◆ **Set tasks**
a. Summarize the number-parsing passage in two sentences.
b. List the name of every function declared in the code lines of the number-parsing passage.
c. From the number-parsing passage, return the text starting at "The number variable" and ending at "returned is undefined.".

◆ **Selected passage**
++++++

The number variable must be initialised beforehand according to its respective library's initialisation sequence, otherwise what is returned is undefined.
Each function takes the number radix, int base
, as an argument. This must be in the range 2
to 62
- a provided enum
can be used to add verbosity to code for any common number base, as explained in Additional Parameters. The special base of 0
will tell the parser to automatically determine the input type, dependent on the value's prefix (0x
, 0b
, or none).
Floating-point
For input of an mpfr_t
floating-point, the base and rounding mode must be specified.
rnd
is the rounding mode for the floating-point, specified with one of the definitions provided in the MPFR library (of the form MPFR_RNDx
.)
// Parse `mpfr_t`
ParseErr stringToMPFR(mpfr_t *x, /* ... */, int base, mpfr_rnd_t rnd);
Complex
Input of an mpc_t
type requires the same formatting as the standard complex type.
The precision (number of significant bits) of the value must be specified, which is a positive integer of type mpfr_prec_t
, defined in the MPFR library.
The rounding mode should be a definition from the MPC library, which should be of the form MPC_RNDxy
.
// Parse a real or imaginary part of `mpc_t`
ParseErr stringToComplexPartMPC(mpc_t *z, /* ... */, int base, mpfr_prec_t prec, mpc_rnd_t rnd, ComplexPt *type);
// Parse `mpc_t`
ParseErr stringToComplexMPC(mpc_t *z, /* ... */, int base, mpfr_prec_t prec, mpc_rnd_t rnd);
Demonstration
Look in test/percy_demo.c for a practical use of the library and a subset of its functions. Run make demo
from the project's root to compile the demonstration script, and run with ./percy_demo [OPTIONS...]

++++++

◆ **Data extract**
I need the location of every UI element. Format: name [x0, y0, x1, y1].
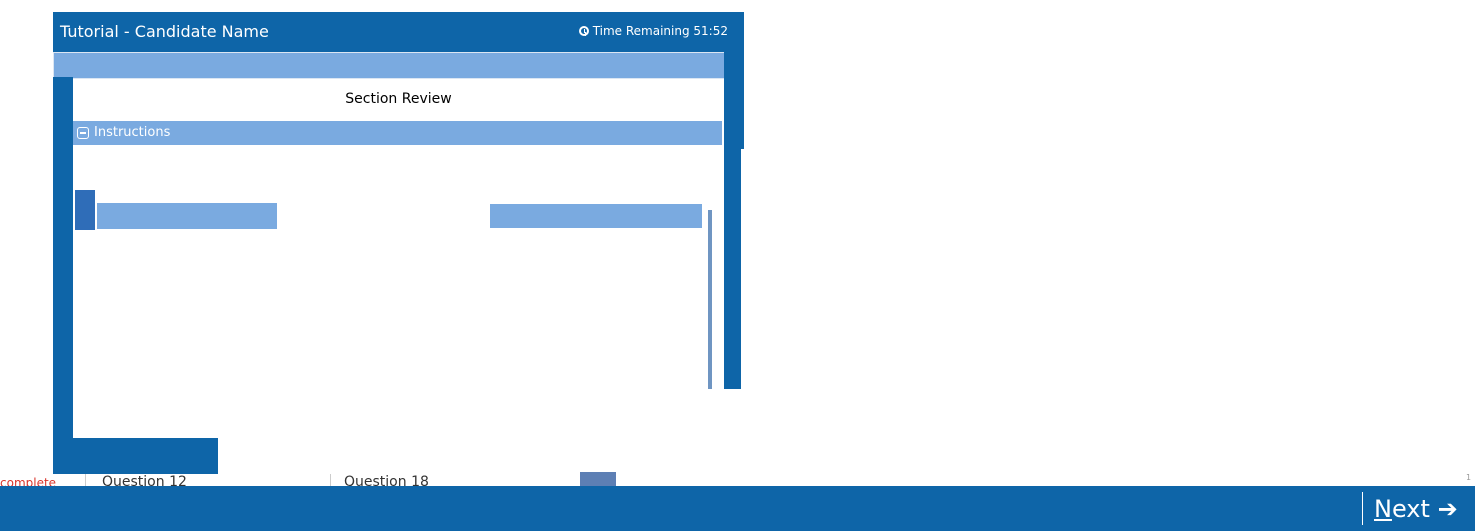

++++++

◆ **Results for the exercise**
a. Parsing functions write into number variables that must be initialized first, and each takes a base from 2 to 62, or 0 to detect the base from the value's prefix. An mpfr_t input needs a base and an MPFR rounding mode, while an mpc_t input also needs a precision of type mpfr_prec_t and an MPC rounding mode.

b.
stringToMPFR
stringToComplexPartMPC
stringToComplexMPC

c.
The number variable must be initialised beforehand according to its respective library's initialisation sequence, otherwise what is returned is undefined.